-- Input for this task start --

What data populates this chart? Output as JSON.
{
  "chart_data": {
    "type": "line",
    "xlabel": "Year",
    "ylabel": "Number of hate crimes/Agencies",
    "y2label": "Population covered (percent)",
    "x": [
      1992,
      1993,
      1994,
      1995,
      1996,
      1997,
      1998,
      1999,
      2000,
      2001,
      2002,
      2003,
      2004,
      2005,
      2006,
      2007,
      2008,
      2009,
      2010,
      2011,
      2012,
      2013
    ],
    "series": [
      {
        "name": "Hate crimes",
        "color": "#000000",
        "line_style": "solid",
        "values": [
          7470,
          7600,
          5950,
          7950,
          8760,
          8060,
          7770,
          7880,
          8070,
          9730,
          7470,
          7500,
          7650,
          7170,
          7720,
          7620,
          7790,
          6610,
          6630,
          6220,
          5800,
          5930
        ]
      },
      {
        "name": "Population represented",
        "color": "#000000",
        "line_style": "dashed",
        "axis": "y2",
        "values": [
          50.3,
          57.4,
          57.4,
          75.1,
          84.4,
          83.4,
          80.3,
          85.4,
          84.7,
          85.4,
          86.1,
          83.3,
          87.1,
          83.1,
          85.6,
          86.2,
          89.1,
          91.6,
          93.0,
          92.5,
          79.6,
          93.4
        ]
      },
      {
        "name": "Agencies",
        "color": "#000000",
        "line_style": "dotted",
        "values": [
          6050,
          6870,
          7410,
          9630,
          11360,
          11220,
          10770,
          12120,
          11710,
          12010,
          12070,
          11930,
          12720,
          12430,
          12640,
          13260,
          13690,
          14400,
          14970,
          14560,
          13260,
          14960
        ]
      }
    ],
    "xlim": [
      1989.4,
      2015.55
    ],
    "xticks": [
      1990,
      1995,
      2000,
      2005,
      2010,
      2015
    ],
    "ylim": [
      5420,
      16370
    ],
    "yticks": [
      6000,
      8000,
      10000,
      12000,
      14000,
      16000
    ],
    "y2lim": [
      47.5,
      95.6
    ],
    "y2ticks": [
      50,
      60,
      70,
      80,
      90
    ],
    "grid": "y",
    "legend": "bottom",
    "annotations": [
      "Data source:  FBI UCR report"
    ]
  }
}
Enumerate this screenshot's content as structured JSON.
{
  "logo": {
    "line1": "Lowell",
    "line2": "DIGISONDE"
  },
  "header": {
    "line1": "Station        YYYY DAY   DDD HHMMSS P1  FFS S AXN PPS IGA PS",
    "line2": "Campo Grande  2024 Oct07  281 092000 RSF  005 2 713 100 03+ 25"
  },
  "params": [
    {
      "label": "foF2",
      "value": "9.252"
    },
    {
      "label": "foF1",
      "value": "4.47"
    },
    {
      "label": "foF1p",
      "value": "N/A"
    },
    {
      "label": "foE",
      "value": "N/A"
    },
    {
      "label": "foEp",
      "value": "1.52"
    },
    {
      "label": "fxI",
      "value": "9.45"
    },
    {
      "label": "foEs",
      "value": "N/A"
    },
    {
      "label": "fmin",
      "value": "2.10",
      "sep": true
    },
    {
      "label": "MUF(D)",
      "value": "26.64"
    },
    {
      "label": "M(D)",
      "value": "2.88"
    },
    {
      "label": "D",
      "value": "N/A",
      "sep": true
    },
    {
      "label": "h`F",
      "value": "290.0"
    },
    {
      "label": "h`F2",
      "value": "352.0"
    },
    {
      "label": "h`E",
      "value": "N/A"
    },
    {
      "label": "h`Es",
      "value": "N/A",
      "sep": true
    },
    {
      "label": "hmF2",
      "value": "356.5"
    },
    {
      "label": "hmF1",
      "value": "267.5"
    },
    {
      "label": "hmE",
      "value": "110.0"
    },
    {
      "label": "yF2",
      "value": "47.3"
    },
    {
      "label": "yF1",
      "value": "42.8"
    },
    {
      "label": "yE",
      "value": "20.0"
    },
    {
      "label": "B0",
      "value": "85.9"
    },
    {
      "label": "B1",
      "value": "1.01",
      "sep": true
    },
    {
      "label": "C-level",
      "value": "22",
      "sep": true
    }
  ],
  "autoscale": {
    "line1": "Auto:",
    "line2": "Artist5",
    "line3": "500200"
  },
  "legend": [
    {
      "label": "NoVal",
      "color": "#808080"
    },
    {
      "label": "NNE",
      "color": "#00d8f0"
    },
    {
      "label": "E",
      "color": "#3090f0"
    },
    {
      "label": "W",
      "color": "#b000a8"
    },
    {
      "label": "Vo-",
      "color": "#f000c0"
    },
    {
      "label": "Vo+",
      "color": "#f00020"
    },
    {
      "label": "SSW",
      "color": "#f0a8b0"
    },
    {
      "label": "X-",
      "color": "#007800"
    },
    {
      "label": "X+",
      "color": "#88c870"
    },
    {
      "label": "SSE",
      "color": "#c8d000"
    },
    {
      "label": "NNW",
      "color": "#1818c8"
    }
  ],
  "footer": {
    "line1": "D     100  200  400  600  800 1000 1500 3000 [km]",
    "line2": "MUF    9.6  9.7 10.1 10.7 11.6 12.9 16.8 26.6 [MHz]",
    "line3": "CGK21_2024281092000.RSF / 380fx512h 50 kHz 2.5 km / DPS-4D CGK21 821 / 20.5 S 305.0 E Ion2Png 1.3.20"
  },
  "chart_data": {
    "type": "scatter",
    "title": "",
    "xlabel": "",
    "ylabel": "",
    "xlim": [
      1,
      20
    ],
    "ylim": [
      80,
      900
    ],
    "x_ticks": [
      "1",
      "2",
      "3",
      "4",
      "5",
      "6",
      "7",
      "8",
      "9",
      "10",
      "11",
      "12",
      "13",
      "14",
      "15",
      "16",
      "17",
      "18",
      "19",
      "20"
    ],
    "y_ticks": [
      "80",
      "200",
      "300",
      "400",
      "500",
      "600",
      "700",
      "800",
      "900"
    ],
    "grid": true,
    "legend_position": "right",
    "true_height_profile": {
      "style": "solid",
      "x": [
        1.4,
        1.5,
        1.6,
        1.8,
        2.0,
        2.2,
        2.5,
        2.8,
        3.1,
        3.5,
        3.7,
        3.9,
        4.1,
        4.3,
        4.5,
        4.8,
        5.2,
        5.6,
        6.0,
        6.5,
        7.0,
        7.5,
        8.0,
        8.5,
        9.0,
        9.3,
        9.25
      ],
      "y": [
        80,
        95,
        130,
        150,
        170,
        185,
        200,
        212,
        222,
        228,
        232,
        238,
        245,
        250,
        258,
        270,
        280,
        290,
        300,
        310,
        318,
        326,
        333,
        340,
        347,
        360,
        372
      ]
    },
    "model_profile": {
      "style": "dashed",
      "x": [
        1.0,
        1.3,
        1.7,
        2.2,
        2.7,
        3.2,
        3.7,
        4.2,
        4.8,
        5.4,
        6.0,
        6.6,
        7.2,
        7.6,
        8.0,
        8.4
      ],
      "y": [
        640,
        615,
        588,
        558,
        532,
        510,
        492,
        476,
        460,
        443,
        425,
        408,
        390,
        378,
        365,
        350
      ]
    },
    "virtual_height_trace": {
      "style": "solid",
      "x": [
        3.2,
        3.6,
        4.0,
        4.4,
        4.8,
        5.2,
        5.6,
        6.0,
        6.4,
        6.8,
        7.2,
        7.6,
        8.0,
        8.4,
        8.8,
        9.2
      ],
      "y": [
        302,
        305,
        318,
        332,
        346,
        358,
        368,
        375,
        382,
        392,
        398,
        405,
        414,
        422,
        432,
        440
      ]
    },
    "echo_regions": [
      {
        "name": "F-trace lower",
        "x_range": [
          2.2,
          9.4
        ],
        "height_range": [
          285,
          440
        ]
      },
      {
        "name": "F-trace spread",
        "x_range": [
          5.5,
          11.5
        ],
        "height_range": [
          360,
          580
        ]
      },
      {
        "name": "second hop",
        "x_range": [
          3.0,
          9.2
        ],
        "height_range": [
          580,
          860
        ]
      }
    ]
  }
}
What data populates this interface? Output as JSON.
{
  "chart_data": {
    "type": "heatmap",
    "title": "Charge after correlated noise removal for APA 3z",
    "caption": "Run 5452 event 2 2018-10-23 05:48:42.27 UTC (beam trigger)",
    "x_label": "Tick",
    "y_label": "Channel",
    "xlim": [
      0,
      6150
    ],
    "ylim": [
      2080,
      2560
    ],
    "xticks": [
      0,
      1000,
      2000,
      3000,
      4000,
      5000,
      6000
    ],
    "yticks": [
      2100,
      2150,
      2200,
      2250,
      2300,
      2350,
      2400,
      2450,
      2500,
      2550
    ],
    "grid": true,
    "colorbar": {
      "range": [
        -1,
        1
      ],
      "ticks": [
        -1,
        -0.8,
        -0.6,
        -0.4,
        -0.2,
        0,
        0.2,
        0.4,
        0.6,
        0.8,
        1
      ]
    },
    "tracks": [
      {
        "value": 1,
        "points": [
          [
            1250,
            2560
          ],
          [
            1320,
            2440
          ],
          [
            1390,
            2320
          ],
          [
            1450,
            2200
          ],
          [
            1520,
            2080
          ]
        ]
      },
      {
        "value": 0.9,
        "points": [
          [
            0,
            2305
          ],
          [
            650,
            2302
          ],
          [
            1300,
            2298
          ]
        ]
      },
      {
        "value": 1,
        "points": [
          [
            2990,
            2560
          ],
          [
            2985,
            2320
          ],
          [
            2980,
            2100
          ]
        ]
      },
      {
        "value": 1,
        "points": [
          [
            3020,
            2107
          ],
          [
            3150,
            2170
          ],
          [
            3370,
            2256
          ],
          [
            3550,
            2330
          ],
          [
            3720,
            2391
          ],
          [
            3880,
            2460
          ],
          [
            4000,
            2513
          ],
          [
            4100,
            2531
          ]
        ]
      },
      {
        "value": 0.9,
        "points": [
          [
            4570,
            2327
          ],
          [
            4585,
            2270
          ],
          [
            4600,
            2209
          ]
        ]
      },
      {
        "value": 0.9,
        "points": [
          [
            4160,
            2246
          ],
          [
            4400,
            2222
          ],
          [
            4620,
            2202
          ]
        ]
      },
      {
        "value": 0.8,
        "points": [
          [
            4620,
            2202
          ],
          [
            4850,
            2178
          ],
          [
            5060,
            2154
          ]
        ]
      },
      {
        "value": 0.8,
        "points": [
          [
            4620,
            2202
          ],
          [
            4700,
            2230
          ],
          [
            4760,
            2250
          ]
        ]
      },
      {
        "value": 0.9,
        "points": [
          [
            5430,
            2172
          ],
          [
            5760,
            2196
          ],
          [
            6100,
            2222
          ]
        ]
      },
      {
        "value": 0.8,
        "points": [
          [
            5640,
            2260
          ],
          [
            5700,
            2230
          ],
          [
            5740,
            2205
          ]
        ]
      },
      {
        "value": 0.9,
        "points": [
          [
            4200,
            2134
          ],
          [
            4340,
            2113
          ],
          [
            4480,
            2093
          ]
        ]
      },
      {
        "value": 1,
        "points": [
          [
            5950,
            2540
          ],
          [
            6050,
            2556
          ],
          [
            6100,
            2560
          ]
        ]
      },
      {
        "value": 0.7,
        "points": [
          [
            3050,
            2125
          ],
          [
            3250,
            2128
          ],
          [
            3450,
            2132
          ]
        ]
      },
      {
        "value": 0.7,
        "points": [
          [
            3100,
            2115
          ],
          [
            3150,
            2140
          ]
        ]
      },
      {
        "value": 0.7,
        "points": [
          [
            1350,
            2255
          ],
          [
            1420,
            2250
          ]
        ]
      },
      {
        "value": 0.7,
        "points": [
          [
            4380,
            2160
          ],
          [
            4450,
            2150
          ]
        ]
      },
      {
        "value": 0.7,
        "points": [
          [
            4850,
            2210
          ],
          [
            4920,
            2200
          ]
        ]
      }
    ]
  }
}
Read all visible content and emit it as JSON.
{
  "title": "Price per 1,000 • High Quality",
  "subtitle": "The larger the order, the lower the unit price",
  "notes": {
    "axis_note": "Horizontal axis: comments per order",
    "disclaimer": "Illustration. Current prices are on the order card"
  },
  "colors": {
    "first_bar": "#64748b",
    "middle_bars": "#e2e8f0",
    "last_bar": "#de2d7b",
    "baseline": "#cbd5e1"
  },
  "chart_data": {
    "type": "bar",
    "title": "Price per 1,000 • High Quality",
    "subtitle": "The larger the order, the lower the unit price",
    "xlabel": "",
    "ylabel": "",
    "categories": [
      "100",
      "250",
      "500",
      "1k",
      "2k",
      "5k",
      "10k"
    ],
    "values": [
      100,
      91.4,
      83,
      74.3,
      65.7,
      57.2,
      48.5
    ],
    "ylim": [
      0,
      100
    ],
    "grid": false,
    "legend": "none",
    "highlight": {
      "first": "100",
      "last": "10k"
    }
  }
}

-- Input for this task end --

▶ Requirements
Look above for the line that holds "Read all visible content and emit it as JSON.", then copy it and each line after it exactly, through the last line of the data.

▶ Final result
Read all visible content and emit it as JSON.
{
  "title": "Price per 1,000 • High Quality",
  "subtitle": "The larger the order, the lower the unit price",
  "notes": {
    "axis_note": "Horizontal axis: comments per order",
    "disclaimer": "Illustration. Current prices are on the order card"
  },
  "colors": {
    "first_bar": "#64748b",
    "middle_bars": "#e2e8f0",
    "last_bar": "#de2d7b",
    "baseline": "#cbd5e1"
  },
  "chart_data": {
    "type": "bar",
    "title": "Price per 1,000 • High Quality",
    "subtitle": "The larger the order, the lower the unit price",
    "xlabel": "",
    "ylabel": "",
    "categories": [
      "100",
      "250",
      "500",
      "1k",
      "2k",
      "5k",
      "10k"
    ],
    "values": [
      100,
      91.4,
      83,
      74.3,
      65.7,
      57.2,
      48.5
    ],
    "ylim": [
      0,
      100
    ],
    "grid": false,
    "legend": "none",
    "highlight": {
      "first": "100",
      "last": "10k"
    }
  }
}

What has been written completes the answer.